▶ **AIM**: Filter the records below down to lines containing "dominates".

▶ **INPUT**:

# # # #

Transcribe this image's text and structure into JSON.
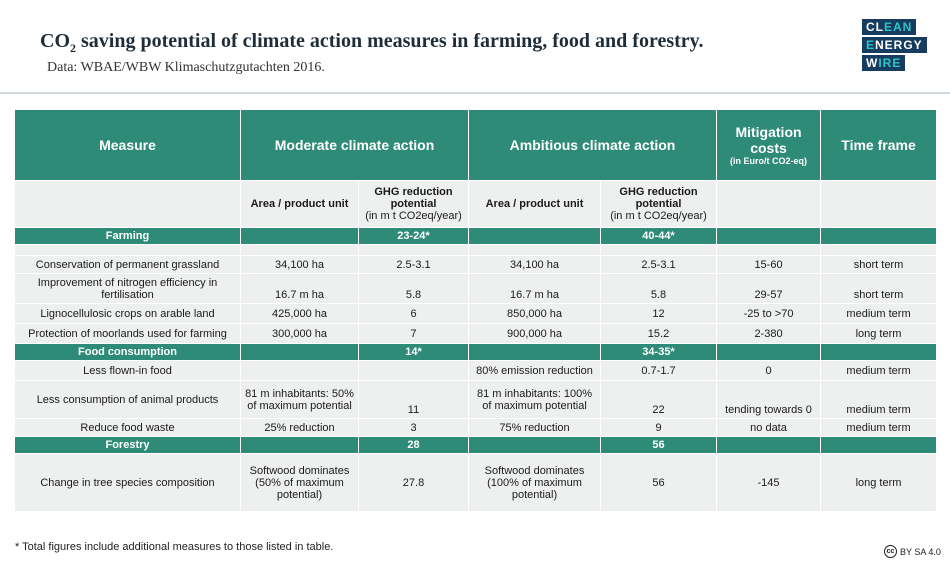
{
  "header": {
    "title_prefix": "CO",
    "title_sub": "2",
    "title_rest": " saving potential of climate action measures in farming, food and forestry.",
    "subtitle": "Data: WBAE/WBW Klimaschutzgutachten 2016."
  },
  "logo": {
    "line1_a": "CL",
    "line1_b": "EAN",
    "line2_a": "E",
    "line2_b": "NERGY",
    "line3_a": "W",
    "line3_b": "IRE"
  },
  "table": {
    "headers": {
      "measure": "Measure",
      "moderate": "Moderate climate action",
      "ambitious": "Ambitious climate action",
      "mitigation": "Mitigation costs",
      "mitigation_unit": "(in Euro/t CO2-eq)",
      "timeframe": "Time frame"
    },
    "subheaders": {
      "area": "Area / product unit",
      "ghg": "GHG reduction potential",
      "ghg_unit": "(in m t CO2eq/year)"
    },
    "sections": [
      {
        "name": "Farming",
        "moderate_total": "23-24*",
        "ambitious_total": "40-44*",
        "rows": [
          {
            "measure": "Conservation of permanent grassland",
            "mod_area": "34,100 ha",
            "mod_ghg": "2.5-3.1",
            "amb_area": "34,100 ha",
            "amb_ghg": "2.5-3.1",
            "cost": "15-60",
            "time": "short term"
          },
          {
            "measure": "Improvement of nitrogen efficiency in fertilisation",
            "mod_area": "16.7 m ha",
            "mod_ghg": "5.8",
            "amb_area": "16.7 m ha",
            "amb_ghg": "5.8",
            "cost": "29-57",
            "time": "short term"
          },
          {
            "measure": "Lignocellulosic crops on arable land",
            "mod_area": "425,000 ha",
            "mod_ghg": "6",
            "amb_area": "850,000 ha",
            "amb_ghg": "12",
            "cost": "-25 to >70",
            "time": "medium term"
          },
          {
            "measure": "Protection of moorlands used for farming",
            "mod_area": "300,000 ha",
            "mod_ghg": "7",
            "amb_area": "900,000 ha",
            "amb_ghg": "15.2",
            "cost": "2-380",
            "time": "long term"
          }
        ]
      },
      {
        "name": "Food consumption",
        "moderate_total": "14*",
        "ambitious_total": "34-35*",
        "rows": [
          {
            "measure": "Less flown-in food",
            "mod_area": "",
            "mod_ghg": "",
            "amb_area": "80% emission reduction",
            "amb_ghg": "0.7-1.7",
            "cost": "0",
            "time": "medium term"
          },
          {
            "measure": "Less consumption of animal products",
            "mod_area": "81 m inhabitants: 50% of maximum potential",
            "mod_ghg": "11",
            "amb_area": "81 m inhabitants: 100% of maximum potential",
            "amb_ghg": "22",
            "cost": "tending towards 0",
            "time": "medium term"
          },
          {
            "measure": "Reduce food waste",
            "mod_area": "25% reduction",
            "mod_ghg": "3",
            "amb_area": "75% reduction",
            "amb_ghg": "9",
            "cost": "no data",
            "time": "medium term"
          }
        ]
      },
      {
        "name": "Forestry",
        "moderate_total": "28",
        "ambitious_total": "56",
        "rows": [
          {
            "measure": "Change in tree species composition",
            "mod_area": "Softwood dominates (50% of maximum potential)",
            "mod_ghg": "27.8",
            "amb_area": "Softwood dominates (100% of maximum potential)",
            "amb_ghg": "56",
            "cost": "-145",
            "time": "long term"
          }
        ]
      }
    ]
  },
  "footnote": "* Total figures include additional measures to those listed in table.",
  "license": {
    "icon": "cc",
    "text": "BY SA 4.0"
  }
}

# # # #

▶ **TASK RESULT**:
            "mod_area": "Softwood dominates (50% of maximum potential)",
            "amb_area": "Softwood dominates (100% of maximum potential)",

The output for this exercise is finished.